Величественные развалины могут быть только у величественных сооружений.
Ярмарка в Брно. Директор советской экспозиции Николай Семёнович Иванов в 1945 году бывал в Брно в составе 4-го Украинского фронта и в городе Поличка в День Победы, надо полагать случайно, сфотографировался с Брежневым. С гордостью показывал мне фотографию. Дом очень нарядный, весь стол уставлен едой, огромные бутылки, полагаю, что с самогоном. Брежнев — красавец, сердцеед и жизнелюб — стоит со стаканом в руках совершенно счастливый.
Белое вино крепостью 9–12 градусов нужно охлаждать и нельзя доливать в бокалы, если они не выпиты до конца. Красное вино должно иметь температуру помещения, и доливать его можно.
Чешские мелодии аморфны, пассивны, огня в них нет. Чехи были бы великими музыкантами, если бы не относились к своей музыке так серьёзно. С юмором у них вообще плохо. Несмотря на то что они дали миру Гашека и Чапека, им всё-таки не хватает ровного, спокойного чувства юмора. Самые любимые анекдоты — про жопу.
Сидим в пресс-центре ярмарки с Отто Лацисом[175], спецкором «Известий». Посередине большого круглого стола навалена целая куча проспектов, буклетов, конвертов. Лениво перебирая их, обнаруживаю в распечатанном конверте довольно увесистую пачку 100-кроновых купюр. Никакого адреса на конверте нет. Вопросительно смотрим с Отто друг на друга…
Над Брно — гора, на горе — ресторан, который знаменит тем, что там изо дня в день, из года в год горят огромные свечи, оплывая уже лет 150. Хорошо бы навестить… Но, с другой стороны, это же пресс-центр, это же кто-нибудь из братьев-журналистов потерял… Решаем отдать деньги старушенции за справочной стойкой…
На следующий день случайно захожу в пресс-центр, а старушенция на ломаном русском кричит:
— Погодите! Не уходите! Этот господин хочет поблагодарить вас за деньги, которые вы нашли…
Навстречу мне, улыбаясь, движется огромный негр, весь перемотанный в какие-то блестящие зелёные шелка, в чалме, посередине лба — изумруд чуть ли не с кулак, и радостно жмёт мне руку. Потом мне сказали, что это какой-то африканский император. У него этих крон, что грязи…
Музей Менделя[176] в монастыре. Был поражён скромностью масштабов его исследований. Свои исторические опыты по гибридизации гороха он проводил буквально на двух грядочках.

▸ ИСХОДНЫЕ МАТЕРИАЛЫ
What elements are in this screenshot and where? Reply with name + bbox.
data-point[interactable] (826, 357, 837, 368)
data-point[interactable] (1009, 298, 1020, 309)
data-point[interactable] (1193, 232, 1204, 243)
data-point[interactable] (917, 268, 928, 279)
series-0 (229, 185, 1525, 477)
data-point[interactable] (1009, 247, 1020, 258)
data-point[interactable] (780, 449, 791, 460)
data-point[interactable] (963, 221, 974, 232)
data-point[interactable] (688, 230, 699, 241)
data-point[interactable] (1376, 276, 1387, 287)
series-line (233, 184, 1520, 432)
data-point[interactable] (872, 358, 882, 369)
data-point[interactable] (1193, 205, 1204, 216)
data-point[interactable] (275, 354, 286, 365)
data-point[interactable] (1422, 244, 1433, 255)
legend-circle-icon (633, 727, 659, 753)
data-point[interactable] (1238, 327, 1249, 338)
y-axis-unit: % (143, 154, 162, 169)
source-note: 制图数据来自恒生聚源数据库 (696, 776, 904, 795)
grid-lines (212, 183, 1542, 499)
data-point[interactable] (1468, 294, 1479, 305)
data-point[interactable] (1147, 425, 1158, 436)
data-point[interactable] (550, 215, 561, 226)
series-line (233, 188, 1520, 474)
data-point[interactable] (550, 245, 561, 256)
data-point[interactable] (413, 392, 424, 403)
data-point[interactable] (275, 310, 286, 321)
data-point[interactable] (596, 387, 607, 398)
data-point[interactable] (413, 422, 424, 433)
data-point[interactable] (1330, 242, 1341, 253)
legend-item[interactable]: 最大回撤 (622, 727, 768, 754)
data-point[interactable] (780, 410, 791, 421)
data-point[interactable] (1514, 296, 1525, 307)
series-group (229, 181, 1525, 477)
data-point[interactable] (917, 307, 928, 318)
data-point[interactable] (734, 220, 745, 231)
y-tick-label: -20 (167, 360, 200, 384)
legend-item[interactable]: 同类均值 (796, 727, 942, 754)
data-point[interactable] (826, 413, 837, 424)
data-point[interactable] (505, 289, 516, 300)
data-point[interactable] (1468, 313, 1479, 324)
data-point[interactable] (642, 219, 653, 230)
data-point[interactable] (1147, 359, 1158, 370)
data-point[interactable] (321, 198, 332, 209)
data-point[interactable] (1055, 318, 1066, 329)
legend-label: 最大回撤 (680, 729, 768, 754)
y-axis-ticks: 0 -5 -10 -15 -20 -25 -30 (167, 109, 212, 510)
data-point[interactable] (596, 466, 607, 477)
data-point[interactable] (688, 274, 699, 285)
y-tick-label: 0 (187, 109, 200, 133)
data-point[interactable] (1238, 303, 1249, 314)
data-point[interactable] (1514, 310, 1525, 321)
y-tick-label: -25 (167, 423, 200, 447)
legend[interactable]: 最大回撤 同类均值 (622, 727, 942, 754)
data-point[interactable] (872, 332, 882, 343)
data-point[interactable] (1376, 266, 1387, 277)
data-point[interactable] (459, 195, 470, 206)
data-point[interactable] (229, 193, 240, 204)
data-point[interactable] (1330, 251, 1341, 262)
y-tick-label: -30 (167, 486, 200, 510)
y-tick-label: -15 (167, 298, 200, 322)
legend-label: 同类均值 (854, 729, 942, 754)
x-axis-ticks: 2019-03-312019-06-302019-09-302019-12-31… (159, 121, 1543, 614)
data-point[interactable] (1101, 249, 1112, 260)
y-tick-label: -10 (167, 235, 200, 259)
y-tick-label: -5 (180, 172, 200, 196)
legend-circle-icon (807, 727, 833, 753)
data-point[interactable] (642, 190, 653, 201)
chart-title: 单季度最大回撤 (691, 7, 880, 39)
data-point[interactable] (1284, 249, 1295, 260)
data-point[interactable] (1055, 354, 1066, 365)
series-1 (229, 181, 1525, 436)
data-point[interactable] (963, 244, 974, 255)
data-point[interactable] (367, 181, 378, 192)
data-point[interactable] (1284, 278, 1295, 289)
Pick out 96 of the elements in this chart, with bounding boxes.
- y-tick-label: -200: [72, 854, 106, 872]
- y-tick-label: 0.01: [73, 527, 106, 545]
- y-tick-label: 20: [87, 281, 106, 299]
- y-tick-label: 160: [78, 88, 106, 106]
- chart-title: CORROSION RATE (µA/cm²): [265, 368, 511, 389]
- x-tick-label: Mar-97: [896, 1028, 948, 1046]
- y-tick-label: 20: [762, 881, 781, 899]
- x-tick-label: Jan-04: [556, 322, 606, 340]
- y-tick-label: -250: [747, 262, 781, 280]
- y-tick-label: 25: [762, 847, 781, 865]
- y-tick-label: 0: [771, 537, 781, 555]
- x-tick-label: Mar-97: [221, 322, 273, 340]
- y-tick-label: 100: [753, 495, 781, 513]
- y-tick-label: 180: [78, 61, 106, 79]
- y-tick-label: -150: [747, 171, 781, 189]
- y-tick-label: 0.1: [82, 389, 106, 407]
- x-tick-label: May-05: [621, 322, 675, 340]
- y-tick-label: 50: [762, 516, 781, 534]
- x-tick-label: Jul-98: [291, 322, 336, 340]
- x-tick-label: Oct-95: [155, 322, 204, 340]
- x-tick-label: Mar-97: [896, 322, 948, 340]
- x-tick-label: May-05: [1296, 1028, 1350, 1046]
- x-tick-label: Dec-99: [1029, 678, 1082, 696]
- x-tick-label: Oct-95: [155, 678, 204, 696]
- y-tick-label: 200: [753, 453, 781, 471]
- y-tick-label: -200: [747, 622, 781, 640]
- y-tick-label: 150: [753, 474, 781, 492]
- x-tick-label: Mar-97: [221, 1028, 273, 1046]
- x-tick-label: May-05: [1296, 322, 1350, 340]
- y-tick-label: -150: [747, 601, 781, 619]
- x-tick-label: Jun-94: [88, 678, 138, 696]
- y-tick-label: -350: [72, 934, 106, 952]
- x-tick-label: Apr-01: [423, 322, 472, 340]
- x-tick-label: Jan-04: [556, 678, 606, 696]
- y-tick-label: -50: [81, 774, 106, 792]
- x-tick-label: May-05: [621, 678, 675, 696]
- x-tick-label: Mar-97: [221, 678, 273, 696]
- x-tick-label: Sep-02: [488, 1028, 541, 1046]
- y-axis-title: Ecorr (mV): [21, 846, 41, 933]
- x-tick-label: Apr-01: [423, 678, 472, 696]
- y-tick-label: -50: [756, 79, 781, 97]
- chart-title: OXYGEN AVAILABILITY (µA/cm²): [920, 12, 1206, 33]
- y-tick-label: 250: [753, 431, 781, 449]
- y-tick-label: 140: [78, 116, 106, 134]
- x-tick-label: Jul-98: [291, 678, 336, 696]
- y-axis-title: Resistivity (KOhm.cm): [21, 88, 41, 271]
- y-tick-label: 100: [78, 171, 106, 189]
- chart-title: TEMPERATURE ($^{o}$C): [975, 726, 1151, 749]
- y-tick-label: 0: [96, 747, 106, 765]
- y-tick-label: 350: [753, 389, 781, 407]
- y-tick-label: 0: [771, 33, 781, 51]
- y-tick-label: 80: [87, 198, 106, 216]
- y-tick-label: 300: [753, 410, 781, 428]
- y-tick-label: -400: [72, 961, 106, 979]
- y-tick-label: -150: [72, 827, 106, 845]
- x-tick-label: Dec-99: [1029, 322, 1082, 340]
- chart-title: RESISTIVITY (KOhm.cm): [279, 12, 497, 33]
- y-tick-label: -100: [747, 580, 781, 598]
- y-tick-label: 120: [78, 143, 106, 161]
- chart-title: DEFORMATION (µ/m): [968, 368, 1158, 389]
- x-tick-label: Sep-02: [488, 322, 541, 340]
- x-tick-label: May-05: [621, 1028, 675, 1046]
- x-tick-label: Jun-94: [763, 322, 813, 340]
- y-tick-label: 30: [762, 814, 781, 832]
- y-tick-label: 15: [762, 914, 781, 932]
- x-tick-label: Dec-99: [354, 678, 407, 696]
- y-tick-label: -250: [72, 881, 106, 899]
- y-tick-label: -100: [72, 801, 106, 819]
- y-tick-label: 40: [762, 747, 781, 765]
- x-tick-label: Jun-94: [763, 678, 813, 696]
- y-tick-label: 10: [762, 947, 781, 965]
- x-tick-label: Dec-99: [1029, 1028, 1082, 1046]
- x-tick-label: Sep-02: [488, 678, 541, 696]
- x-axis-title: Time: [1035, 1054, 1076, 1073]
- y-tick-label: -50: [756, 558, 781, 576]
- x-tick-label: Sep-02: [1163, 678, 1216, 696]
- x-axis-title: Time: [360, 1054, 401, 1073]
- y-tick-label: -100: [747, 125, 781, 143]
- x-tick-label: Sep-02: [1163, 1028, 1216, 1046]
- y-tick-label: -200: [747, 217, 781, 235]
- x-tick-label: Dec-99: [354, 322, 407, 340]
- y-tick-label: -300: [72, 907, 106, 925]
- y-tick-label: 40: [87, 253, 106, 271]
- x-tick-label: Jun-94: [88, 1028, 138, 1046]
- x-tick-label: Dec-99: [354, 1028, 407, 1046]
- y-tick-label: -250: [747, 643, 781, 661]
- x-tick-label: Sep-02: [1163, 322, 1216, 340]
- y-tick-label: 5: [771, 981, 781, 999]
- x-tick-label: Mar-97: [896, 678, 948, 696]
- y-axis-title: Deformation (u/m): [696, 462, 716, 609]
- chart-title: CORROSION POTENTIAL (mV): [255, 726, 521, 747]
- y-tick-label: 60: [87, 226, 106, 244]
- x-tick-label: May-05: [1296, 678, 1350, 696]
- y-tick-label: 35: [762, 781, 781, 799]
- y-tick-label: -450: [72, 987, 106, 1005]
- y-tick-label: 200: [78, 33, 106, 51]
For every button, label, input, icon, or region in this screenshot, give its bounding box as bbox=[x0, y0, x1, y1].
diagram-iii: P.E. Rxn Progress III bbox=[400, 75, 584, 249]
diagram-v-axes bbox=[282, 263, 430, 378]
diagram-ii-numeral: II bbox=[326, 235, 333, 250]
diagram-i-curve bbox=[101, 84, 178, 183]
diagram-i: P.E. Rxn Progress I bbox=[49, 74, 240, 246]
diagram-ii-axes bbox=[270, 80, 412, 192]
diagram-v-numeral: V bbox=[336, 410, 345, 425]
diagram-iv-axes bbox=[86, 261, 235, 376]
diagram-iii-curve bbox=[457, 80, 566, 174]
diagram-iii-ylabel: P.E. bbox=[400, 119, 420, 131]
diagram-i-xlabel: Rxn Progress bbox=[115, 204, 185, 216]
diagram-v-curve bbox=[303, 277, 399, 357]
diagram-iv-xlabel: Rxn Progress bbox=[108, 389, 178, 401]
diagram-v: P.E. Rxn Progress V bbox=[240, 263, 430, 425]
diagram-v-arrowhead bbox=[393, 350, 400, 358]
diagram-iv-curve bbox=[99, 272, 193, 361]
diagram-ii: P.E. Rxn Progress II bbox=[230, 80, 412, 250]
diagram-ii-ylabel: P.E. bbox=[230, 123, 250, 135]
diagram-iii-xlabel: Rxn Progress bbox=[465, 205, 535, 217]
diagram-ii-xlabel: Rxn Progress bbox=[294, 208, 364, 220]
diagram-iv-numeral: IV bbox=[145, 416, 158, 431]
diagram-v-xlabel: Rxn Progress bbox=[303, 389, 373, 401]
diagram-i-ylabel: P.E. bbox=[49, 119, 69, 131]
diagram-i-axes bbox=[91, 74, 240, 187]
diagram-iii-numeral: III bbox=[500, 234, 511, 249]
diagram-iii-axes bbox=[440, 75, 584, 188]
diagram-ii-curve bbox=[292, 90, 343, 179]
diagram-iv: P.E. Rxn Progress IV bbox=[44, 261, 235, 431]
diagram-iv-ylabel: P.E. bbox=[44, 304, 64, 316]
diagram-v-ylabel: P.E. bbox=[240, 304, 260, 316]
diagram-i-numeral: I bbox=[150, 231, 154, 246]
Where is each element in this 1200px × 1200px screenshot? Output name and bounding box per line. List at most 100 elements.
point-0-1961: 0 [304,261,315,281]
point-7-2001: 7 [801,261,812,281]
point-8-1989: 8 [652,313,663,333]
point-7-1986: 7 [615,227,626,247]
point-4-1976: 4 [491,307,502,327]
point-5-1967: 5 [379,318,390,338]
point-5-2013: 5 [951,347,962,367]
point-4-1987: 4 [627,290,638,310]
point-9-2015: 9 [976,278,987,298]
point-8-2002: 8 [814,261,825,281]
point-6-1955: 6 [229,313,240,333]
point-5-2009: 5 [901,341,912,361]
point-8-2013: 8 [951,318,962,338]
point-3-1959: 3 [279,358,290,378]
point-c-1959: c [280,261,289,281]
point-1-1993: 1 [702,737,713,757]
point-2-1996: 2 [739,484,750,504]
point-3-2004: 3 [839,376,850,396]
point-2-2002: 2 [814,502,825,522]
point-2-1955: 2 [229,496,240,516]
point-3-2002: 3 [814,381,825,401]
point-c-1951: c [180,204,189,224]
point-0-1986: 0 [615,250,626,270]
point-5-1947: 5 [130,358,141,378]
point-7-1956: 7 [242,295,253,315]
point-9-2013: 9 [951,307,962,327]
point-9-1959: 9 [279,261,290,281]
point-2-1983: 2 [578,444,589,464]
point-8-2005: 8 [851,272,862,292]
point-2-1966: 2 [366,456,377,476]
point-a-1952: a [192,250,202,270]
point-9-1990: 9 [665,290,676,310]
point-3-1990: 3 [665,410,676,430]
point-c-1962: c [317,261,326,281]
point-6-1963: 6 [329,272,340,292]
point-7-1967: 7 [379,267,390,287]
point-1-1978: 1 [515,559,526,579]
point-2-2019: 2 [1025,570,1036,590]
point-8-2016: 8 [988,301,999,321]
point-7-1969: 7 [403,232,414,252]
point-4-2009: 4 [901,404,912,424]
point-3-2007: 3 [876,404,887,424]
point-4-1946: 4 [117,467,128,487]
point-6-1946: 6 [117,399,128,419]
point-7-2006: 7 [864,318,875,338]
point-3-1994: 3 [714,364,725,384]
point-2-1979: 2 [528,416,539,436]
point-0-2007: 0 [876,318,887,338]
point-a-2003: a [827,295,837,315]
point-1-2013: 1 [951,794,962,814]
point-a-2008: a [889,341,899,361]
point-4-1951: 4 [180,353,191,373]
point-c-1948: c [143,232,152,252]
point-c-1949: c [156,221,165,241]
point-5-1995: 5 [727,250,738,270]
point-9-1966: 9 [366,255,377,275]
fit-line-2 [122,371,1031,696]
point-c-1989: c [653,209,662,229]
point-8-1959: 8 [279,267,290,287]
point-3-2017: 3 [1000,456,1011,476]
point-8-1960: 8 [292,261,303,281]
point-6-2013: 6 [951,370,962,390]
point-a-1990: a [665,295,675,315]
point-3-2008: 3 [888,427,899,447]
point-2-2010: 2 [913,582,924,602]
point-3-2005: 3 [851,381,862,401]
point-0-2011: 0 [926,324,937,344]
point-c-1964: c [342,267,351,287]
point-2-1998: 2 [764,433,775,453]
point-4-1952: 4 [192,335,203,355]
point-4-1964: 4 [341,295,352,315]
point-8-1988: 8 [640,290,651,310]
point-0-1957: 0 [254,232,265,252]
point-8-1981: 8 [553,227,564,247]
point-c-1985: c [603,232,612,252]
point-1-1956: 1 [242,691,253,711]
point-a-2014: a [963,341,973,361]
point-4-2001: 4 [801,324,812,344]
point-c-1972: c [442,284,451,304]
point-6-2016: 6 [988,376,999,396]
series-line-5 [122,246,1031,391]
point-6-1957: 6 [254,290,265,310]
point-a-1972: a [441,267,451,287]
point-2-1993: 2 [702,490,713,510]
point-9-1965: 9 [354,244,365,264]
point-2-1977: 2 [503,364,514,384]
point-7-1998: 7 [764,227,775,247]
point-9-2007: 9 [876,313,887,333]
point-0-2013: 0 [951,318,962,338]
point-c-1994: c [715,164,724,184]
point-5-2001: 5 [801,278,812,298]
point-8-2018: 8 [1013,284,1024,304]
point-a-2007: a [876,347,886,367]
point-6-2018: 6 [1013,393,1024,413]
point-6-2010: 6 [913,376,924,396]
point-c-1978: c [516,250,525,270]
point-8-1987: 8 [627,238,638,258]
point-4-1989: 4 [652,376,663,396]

▸ ЗАДАНИЯ
1. Воспроизведите фрагмент отрывка о ярмарке в Брно, начиная со слов «Величественные развалины могут» и далее вплоть до слов «руках совершенно счастливый.».
2. Сколько лет, по словам отрывка, оплывают свечи в ресторане на горе над Брно?

▸ ИТОГОВЫЕ ОТВЕТЫ
1.
Величественные развалины могут быть только у величественных сооружений.
Ярмарка в Брно. Директор советской экспозиции Николай Семёнович Иванов в 1945 году бывал в Брно в составе 4-го Украинского фронта и в городе Поличка в День Победы, надо полагать случайно, сфотографировался с Брежневым. С гордостью показывал мне фотографию. Дом очень нарядный, весь стол уставлен едой, огромные бутылки, полагаю, что с самогоном. Брежнев — красавец, сердцеед и жизнелюб — стоит со стаканом в руках совершенно счастливый.

2. Около 150 лет.